__Problem to work on__.
In the records below, replace every "chevron-right-icon" with "arrow-right-icon" and give all the lines again with nothing else changed. Leave the pictures out of your answer.

[A run of records]
◆ ◆ ◆

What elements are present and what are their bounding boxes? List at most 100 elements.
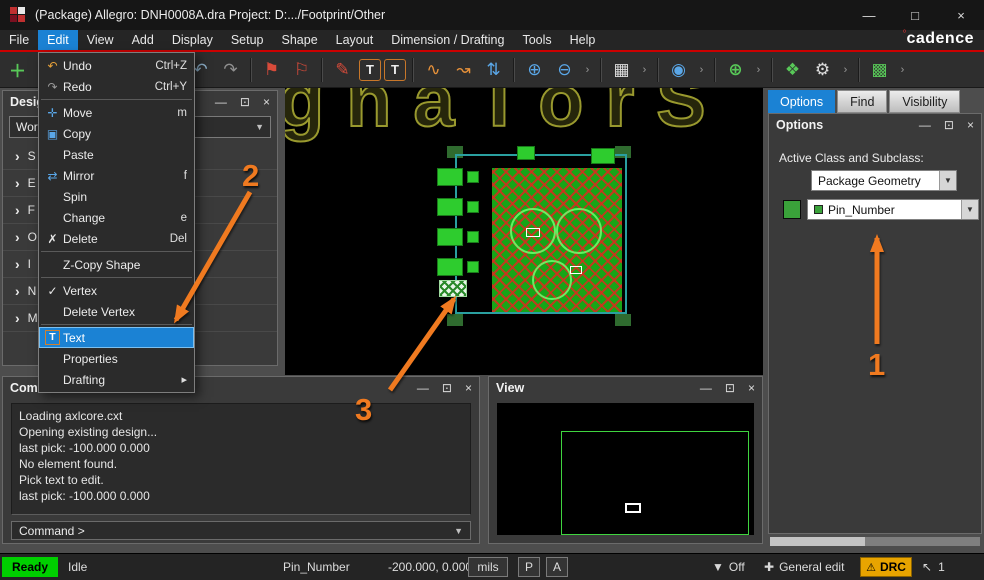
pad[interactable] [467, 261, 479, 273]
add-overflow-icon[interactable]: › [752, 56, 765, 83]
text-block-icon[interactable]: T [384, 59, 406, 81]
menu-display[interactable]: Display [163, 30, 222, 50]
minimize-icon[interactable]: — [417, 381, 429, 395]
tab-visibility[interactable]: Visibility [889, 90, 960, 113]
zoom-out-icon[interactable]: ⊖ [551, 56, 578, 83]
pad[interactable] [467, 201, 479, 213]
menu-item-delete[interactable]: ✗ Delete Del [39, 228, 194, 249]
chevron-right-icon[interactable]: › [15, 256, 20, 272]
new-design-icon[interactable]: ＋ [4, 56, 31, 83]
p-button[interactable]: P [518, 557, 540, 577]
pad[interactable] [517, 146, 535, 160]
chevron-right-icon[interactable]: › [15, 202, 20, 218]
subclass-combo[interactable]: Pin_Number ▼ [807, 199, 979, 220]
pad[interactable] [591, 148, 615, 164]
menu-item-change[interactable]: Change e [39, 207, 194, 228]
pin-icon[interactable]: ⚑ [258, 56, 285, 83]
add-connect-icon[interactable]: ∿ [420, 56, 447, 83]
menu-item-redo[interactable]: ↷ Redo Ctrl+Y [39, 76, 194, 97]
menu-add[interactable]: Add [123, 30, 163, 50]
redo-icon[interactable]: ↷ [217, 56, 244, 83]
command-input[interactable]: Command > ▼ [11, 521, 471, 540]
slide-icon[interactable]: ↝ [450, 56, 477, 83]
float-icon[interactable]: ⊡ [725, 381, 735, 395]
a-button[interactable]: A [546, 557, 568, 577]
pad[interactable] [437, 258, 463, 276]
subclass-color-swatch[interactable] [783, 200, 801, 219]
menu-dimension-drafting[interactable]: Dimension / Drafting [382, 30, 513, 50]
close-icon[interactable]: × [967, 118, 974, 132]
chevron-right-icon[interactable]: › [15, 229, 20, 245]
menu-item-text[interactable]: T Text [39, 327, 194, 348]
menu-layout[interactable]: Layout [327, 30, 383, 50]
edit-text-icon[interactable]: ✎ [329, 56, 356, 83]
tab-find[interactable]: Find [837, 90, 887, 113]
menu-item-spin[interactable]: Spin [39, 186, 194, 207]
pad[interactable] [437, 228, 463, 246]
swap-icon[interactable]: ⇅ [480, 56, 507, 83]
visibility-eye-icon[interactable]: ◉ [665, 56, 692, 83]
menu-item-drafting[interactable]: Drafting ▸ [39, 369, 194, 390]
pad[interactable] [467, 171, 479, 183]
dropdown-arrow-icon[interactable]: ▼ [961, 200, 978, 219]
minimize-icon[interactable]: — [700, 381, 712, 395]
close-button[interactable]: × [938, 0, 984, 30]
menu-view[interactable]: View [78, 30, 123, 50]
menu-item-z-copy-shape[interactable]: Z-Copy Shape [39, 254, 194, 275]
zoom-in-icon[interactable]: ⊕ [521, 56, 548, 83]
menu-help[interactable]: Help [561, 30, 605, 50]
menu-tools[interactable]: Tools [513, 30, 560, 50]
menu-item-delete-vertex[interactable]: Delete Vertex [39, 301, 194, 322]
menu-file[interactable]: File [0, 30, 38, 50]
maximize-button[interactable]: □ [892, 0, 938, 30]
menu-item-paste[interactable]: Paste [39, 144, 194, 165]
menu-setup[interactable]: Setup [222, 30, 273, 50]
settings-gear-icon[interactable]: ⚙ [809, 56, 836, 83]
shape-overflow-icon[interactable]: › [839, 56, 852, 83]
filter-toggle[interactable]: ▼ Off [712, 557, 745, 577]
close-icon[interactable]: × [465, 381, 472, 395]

◆ ◆ ◆

__Finished exercise__.
What elements are present and what are their bounding boxes? List at most 100 elements.
pad[interactable] [467, 261, 479, 273]
add-overflow-icon[interactable]: › [752, 56, 765, 83]
text-block-icon[interactable]: T [384, 59, 406, 81]
menu-display[interactable]: Display [163, 30, 222, 50]
minimize-icon[interactable]: — [417, 381, 429, 395]
tab-visibility[interactable]: Visibility [889, 90, 960, 113]
zoom-out-icon[interactable]: ⊖ [551, 56, 578, 83]
pad[interactable] [467, 201, 479, 213]
menu-item-delete[interactable]: ✗ Delete Del [39, 228, 194, 249]
arrow-right-icon[interactable]: › [15, 256, 20, 272]
new-design-icon[interactable]: ＋ [4, 56, 31, 83]
p-button[interactable]: P [518, 557, 540, 577]
pad[interactable] [517, 146, 535, 160]
arrow-right-icon[interactable]: › [15, 202, 20, 218]
subclass-combo[interactable]: Pin_Number ▼ [807, 199, 979, 220]
pad[interactable] [591, 148, 615, 164]
menu-item-change[interactable]: Change e [39, 207, 194, 228]
pin-icon[interactable]: ⚑ [258, 56, 285, 83]
add-connect-icon[interactable]: ∿ [420, 56, 447, 83]
menu-item-redo[interactable]: ↷ Redo Ctrl+Y [39, 76, 194, 97]
menu-add[interactable]: Add [123, 30, 163, 50]
redo-icon[interactable]: ↷ [217, 56, 244, 83]
command-input[interactable]: Command > ▼ [11, 521, 471, 540]
slide-icon[interactable]: ↝ [450, 56, 477, 83]
float-icon[interactable]: ⊡ [725, 381, 735, 395]
a-button[interactable]: A [546, 557, 568, 577]
pad[interactable] [437, 258, 463, 276]
subclass-color-swatch[interactable] [783, 200, 801, 219]
menu-dimension-drafting[interactable]: Dimension / Drafting [382, 30, 513, 50]
close-icon[interactable]: × [967, 118, 974, 132]
arrow-right-icon[interactable]: › [15, 229, 20, 245]
menu-item-text[interactable]: T Text [39, 327, 194, 348]
menu-layout[interactable]: Layout [327, 30, 383, 50]
edit-text-icon[interactable]: ✎ [329, 56, 356, 83]
tab-find[interactable]: Find [837, 90, 887, 113]
menu-item-spin[interactable]: Spin [39, 186, 194, 207]
pad[interactable] [437, 228, 463, 246]
swap-icon[interactable]: ⇅ [480, 56, 507, 83]
visibility-eye-icon[interactable]: ◉ [665, 56, 692, 83]
menu-item-drafting[interactable]: Drafting ▸ [39, 369, 194, 390]
pad[interactable] [467, 171, 479, 183]
dropdown-arrow-icon[interactable]: ▼ [961, 200, 978, 219]
minimize-icon[interactable]: — [700, 381, 712, 395]
close-button[interactable]: × [938, 0, 984, 30]
menu-view[interactable]: View [78, 30, 123, 50]
menu-item-z-copy-shape[interactable]: Z-Copy Shape [39, 254, 194, 275]
zoom-in-icon[interactable]: ⊕ [521, 56, 548, 83]
menu-help[interactable]: Help [561, 30, 605, 50]
menu-tools[interactable]: Tools [513, 30, 560, 50]
menu-item-delete-vertex[interactable]: Delete Vertex [39, 301, 194, 322]
menu-file[interactable]: File [0, 30, 38, 50]
maximize-button[interactable]: □ [892, 0, 938, 30]
menu-item-paste[interactable]: Paste [39, 144, 194, 165]
menu-setup[interactable]: Setup [222, 30, 273, 50]
settings-gear-icon[interactable]: ⚙ [809, 56, 836, 83]
shape-overflow-icon[interactable]: › [839, 56, 852, 83]
filter-toggle[interactable]: ▼ Off [712, 557, 745, 577]
close-icon[interactable]: × [465, 381, 472, 395]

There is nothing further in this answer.